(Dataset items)
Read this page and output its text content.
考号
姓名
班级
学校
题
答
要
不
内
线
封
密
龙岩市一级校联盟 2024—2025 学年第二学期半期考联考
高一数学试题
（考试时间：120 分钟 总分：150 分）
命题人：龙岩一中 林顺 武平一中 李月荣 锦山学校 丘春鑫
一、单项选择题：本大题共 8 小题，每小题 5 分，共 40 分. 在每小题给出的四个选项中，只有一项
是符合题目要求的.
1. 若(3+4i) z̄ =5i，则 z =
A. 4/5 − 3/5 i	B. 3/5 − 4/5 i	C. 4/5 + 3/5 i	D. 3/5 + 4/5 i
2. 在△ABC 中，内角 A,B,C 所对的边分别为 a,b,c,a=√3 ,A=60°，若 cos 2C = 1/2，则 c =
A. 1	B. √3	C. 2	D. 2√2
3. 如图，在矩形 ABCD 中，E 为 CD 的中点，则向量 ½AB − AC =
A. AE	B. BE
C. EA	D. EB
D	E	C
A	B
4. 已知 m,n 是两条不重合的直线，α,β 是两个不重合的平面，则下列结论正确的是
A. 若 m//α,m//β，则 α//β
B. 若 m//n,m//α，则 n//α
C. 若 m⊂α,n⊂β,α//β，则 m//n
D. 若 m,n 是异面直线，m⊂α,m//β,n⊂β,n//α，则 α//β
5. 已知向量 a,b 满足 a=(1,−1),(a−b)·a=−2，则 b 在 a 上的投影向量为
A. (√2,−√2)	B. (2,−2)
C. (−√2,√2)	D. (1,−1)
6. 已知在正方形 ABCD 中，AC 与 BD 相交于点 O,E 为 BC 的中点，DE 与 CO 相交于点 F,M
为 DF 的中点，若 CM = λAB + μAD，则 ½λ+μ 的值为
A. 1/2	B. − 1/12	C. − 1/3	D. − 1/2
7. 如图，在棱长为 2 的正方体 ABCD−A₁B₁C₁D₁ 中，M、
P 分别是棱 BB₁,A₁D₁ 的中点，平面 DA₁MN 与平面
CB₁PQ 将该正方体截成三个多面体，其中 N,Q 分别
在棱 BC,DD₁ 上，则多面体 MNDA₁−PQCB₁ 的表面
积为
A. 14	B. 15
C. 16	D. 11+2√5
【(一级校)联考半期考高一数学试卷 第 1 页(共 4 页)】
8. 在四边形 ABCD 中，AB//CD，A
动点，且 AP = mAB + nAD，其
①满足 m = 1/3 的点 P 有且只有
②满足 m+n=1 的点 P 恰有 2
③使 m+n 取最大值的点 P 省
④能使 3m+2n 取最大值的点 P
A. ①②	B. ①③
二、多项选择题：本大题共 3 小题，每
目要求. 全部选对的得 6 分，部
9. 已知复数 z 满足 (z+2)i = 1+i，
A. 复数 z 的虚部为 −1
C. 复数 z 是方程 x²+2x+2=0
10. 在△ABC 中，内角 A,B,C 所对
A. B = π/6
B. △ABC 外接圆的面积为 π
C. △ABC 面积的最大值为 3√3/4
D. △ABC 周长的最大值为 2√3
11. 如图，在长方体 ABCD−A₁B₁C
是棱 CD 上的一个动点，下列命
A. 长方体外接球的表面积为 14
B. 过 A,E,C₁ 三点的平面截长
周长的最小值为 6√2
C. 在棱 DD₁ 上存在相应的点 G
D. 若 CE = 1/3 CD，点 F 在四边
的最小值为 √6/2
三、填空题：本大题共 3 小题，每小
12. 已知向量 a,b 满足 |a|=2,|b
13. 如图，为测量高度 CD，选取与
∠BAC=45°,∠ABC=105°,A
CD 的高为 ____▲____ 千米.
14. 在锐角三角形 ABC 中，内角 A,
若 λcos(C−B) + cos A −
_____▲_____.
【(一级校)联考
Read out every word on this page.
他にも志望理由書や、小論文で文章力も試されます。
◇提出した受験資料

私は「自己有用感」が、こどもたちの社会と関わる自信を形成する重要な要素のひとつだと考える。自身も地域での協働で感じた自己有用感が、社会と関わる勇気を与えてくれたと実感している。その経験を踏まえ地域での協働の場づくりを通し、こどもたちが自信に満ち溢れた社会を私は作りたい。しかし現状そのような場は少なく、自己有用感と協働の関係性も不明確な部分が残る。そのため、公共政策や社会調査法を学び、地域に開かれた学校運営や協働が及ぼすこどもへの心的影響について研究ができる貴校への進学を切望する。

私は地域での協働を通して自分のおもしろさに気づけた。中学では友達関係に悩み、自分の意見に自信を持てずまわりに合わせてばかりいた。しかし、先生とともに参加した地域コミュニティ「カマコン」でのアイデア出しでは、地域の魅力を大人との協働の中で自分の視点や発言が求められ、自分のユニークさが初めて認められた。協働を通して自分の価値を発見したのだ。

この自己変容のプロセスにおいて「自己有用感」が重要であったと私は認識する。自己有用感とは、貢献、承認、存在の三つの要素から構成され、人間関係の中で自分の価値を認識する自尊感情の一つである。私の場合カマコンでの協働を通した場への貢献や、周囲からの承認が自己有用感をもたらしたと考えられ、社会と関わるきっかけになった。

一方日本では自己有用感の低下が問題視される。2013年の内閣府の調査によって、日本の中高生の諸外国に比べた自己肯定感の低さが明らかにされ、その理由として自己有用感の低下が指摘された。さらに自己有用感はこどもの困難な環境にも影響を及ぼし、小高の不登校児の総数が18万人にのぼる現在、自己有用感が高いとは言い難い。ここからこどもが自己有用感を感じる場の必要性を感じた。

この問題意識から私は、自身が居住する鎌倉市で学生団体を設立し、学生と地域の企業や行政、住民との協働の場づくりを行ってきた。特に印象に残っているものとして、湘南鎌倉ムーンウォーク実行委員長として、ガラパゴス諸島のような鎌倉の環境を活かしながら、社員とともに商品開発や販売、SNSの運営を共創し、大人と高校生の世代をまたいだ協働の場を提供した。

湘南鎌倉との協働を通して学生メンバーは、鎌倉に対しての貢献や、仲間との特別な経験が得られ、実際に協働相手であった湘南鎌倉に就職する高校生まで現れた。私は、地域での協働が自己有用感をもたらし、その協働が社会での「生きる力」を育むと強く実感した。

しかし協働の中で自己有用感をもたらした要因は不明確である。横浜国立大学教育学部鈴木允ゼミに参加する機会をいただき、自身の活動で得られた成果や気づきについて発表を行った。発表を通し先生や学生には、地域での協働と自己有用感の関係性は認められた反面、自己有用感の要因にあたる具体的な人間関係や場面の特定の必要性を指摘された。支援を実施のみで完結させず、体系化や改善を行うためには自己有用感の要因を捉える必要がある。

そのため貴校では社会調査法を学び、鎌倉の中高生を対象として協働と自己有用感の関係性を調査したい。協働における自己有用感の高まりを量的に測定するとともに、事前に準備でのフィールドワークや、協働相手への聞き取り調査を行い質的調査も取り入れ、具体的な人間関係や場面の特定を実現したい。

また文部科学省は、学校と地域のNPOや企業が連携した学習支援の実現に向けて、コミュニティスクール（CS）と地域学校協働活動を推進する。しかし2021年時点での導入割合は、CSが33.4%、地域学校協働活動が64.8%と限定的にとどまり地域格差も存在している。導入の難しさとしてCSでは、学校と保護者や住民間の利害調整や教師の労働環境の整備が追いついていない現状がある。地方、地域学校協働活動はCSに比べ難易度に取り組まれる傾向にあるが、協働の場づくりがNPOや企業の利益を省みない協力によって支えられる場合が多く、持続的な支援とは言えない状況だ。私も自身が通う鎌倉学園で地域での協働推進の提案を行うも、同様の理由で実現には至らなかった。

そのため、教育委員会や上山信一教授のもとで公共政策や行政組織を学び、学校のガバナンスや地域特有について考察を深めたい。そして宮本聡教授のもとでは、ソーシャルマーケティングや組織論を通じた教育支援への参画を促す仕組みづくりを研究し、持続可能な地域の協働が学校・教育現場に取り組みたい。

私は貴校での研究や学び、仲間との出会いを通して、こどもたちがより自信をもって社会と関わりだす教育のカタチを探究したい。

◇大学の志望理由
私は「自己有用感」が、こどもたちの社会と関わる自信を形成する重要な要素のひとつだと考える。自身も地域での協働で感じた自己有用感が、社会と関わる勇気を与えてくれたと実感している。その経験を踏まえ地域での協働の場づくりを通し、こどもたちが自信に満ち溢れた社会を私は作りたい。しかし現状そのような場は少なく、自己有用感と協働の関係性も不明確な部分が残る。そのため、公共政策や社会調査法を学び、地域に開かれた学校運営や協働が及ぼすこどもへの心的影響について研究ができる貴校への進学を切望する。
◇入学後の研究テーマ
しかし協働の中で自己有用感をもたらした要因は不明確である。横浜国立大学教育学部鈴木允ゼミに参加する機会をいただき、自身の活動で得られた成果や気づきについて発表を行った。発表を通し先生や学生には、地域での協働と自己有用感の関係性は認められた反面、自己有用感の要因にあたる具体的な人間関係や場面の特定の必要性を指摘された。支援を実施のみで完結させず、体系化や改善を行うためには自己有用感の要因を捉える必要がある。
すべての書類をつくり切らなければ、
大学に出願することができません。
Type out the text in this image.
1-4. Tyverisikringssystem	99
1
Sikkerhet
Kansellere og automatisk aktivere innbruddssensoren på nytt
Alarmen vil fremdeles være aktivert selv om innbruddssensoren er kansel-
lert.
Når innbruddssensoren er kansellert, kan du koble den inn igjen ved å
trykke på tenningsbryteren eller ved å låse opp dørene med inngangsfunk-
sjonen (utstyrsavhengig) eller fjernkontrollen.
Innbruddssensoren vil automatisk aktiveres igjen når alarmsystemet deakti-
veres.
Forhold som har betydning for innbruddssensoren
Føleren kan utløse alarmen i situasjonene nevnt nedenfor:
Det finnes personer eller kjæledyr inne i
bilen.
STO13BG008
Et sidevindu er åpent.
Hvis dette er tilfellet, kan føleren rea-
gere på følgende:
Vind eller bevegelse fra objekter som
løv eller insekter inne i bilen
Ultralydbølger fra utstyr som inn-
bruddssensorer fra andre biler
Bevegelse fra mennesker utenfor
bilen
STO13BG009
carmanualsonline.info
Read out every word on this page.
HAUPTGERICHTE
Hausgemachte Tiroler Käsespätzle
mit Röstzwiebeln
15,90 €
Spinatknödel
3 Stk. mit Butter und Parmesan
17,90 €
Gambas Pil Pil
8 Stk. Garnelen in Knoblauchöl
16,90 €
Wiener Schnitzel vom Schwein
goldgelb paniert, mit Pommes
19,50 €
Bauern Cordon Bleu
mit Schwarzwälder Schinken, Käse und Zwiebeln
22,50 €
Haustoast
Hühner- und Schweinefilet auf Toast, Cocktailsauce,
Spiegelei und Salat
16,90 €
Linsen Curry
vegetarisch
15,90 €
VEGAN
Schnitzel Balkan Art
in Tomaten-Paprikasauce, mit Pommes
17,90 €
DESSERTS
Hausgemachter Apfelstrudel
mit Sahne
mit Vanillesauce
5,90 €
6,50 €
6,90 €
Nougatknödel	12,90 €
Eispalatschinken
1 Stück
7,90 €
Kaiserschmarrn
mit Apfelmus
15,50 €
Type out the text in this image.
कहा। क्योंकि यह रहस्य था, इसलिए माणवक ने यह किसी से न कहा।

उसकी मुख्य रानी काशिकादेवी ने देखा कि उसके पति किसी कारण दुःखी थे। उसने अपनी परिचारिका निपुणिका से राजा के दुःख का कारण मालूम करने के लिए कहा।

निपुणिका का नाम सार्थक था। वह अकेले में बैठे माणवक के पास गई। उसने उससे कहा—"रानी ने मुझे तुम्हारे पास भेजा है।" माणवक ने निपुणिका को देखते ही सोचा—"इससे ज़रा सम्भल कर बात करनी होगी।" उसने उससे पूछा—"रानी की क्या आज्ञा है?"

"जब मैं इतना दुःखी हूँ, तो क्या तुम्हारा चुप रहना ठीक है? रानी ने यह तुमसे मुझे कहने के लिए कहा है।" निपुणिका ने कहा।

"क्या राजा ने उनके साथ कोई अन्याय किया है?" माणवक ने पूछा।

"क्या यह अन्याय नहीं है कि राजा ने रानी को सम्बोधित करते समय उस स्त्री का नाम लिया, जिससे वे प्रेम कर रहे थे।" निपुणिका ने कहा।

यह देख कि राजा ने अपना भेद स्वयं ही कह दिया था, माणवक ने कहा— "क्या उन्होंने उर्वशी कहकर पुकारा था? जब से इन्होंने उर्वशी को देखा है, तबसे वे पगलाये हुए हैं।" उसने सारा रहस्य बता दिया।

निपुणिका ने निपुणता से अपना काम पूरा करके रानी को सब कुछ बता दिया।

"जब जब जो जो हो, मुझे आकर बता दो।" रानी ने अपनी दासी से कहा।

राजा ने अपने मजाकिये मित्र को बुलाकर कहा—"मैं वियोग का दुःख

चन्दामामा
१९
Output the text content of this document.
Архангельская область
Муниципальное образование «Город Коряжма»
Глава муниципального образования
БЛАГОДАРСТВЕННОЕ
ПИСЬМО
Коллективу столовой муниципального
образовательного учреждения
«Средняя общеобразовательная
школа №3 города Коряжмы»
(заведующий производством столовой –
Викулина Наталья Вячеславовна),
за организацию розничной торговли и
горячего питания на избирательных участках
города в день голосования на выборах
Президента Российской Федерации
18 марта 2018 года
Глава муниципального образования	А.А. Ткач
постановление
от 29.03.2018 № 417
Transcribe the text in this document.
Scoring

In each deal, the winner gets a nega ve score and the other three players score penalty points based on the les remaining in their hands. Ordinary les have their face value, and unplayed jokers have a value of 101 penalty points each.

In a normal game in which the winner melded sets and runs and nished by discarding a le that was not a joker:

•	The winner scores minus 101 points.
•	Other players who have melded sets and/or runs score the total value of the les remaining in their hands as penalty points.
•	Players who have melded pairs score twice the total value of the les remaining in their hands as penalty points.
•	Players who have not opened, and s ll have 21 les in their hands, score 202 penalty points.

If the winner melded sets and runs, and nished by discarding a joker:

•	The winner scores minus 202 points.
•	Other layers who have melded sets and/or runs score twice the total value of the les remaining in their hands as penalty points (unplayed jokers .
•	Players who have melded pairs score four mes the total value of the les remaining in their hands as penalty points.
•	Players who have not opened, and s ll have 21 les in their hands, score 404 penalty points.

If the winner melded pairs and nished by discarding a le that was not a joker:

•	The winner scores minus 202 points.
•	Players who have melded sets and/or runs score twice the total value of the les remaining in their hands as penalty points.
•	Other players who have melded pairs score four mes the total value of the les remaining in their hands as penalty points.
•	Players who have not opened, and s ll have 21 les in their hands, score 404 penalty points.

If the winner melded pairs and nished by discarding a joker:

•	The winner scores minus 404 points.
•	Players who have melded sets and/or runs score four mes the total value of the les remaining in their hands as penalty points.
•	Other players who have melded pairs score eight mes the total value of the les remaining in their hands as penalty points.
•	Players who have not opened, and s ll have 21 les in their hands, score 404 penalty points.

**STATED GOAL:**
Check each line above for the word "Глава", and copy the lines where it appears.

**OUTPUT FOR THIS TASK:**
Глава муниципального образования
Глава муниципального образования	А.А. Ткач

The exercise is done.